I haven't read much this month. In fact, I thought I'd only have one book to talk about today, but I whipped through another one at the last minute.
"A Book For Boys" means it's a book I think boys and/or men would like. The market is so inundated with books written for girls that I feel like I've found a treasure when I find a book for my sons, and I want to share it. I hope girls love them too!
The Boy At The End Of The World
by: Greg van Eekhout
This book doesn't come out until tomorrow.
This is A Book For Boys book!
My awesome friend Karen Smith sent me this book as an ARC (an advanced reader copy). It was so much fun to read a book that hasn't been published yet that I had to make sure and get my review of it up before it came out tomorrow. I hope I get that chance more often in the future.
Many, many years ago, humans realized that we had used Earth up, and it could no longer sustain us. So they created 4 arks--places where endangered species (including people) could rest in a kind of cryogenic sleep until it was safe to reintroduce them into the environment. But when a young boy named Fisher wakes up, he knows something has gone wrong. All the other sleeping pods in his ark have been destroyed. He is the last surviving human. Luckily he is not completely alone. He has a broken robot named Click and a pet mastadon he names Protein to keep him company. This is a thrilling story of survival and friendship.
Middle grade science fiction. Have you ever heard of it? It's a genre that is sadly filled with holes. What child doesn't want to read a breathless story of survival filled with mutant robots and perilous adventures? This is a book for the whole family. I loved it, and can't wait for the next one. Greg van Eekhout has crammed so much into this book--it will spark conversations about our responsibility to the Earth and the animals on it, about artificial intelligence, and about the importance of morals in scientific inquiry--and yet the whole thing is wrapped up in a rolicking adventure that is pure fun. I highly recommend this one for girls and boys of all ages.

============================================================

### Exercise
Copy the part of the book review that opens with "I haven't read" and closes with "love them too!", swapping "treasure" for "prize". Draw only on the book review for your answers.

[Document structure recognition data]
============================================================

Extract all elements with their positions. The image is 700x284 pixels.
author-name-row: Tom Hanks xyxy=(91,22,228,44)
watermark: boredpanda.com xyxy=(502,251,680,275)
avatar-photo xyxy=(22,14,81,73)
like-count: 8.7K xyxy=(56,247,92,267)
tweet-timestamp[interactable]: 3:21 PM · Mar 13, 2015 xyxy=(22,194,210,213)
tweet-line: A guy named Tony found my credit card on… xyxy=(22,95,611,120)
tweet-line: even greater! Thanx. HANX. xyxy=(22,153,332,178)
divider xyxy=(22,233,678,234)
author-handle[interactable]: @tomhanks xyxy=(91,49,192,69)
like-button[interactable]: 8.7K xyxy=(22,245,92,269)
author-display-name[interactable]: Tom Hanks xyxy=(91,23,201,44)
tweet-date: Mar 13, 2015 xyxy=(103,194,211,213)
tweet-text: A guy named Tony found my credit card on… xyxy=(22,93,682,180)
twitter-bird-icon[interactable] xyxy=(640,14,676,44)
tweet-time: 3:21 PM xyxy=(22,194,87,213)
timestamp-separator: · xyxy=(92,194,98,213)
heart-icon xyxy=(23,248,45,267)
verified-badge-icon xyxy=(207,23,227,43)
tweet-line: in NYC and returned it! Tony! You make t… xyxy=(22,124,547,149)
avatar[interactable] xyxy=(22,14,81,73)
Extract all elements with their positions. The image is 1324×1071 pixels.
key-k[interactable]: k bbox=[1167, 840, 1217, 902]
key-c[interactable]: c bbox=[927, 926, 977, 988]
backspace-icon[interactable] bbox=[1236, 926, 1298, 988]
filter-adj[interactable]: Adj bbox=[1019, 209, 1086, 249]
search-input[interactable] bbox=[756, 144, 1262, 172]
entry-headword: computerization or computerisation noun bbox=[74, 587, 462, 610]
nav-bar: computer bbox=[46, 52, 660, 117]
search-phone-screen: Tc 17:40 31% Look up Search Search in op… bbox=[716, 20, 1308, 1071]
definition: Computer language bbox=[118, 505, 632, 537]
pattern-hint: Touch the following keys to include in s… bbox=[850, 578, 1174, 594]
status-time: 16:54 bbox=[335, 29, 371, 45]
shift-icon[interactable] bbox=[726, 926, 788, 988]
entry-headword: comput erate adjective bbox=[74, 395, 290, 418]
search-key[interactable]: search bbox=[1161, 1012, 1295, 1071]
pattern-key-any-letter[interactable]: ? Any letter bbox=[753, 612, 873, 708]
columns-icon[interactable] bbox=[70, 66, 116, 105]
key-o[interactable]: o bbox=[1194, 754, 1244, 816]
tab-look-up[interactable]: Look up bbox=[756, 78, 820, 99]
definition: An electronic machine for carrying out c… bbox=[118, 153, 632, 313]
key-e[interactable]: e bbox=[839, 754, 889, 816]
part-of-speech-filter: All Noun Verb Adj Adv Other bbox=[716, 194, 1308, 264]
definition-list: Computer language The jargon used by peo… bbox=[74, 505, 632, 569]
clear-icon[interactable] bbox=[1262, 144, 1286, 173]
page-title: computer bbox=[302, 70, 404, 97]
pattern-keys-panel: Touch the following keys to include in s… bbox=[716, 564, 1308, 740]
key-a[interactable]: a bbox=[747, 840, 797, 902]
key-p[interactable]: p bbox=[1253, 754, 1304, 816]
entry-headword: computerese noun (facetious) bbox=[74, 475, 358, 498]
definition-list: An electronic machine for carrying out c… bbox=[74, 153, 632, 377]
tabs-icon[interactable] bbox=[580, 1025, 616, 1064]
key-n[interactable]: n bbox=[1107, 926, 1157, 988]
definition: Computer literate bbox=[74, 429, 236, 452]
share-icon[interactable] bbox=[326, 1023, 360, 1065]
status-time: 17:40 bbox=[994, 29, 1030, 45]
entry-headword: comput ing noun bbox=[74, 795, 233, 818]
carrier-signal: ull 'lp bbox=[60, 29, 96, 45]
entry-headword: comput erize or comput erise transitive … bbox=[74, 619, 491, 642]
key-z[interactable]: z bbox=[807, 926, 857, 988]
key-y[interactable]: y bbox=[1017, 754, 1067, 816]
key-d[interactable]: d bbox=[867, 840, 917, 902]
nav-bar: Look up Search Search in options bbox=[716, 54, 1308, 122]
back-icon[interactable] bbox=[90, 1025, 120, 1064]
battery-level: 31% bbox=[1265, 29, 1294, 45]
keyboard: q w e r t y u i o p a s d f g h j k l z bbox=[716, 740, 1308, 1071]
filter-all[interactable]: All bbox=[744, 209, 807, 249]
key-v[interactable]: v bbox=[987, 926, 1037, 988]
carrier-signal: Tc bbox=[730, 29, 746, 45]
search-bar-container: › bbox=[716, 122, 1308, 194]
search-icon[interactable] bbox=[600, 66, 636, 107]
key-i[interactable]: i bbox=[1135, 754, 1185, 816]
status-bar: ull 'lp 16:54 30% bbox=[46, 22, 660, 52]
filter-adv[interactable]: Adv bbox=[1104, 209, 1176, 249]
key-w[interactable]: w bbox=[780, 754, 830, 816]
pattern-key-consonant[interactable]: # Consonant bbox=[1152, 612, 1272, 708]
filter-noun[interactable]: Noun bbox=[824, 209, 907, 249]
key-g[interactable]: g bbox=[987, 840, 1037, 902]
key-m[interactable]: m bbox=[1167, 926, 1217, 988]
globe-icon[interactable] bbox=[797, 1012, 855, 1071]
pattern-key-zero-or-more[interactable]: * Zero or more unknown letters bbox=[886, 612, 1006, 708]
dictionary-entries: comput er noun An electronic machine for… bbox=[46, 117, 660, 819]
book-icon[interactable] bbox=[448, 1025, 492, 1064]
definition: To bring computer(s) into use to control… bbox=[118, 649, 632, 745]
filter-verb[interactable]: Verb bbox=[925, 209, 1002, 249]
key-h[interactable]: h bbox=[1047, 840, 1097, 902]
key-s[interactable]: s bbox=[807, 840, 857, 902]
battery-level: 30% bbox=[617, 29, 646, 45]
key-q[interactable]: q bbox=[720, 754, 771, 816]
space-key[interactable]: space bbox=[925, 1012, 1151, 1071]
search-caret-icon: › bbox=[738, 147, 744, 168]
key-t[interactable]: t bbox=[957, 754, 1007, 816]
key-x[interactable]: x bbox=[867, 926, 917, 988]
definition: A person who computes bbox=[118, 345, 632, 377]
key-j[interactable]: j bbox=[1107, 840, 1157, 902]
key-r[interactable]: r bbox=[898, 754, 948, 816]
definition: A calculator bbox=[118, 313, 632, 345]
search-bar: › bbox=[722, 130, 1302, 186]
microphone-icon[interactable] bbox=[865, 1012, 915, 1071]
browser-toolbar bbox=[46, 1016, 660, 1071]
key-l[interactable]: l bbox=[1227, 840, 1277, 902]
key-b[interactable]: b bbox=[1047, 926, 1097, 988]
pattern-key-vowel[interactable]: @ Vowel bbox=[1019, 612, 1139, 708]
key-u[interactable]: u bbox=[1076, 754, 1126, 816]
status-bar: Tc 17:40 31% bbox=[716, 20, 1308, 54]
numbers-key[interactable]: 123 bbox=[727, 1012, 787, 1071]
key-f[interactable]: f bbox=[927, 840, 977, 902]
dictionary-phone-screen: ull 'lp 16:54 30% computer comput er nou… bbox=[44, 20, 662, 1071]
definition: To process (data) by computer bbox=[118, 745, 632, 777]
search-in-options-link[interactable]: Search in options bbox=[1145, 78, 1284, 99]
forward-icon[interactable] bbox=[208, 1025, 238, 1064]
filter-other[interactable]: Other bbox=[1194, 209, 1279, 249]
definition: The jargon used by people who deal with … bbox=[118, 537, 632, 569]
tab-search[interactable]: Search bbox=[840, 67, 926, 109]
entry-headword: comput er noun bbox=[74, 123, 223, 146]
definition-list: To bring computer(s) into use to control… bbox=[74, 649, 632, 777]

============================================================

### Task solution
I haven't read much this month. In fact, I thought I'd only have one book to talk about today, but I whipped through another one at the last minute.
"A Book For Boys" means it's a book I think boys and/or men would like. The market is so inundated with books written for girls that I feel like I've found a prize when I find a book for my sons, and I want to share it. I hope girls love them too!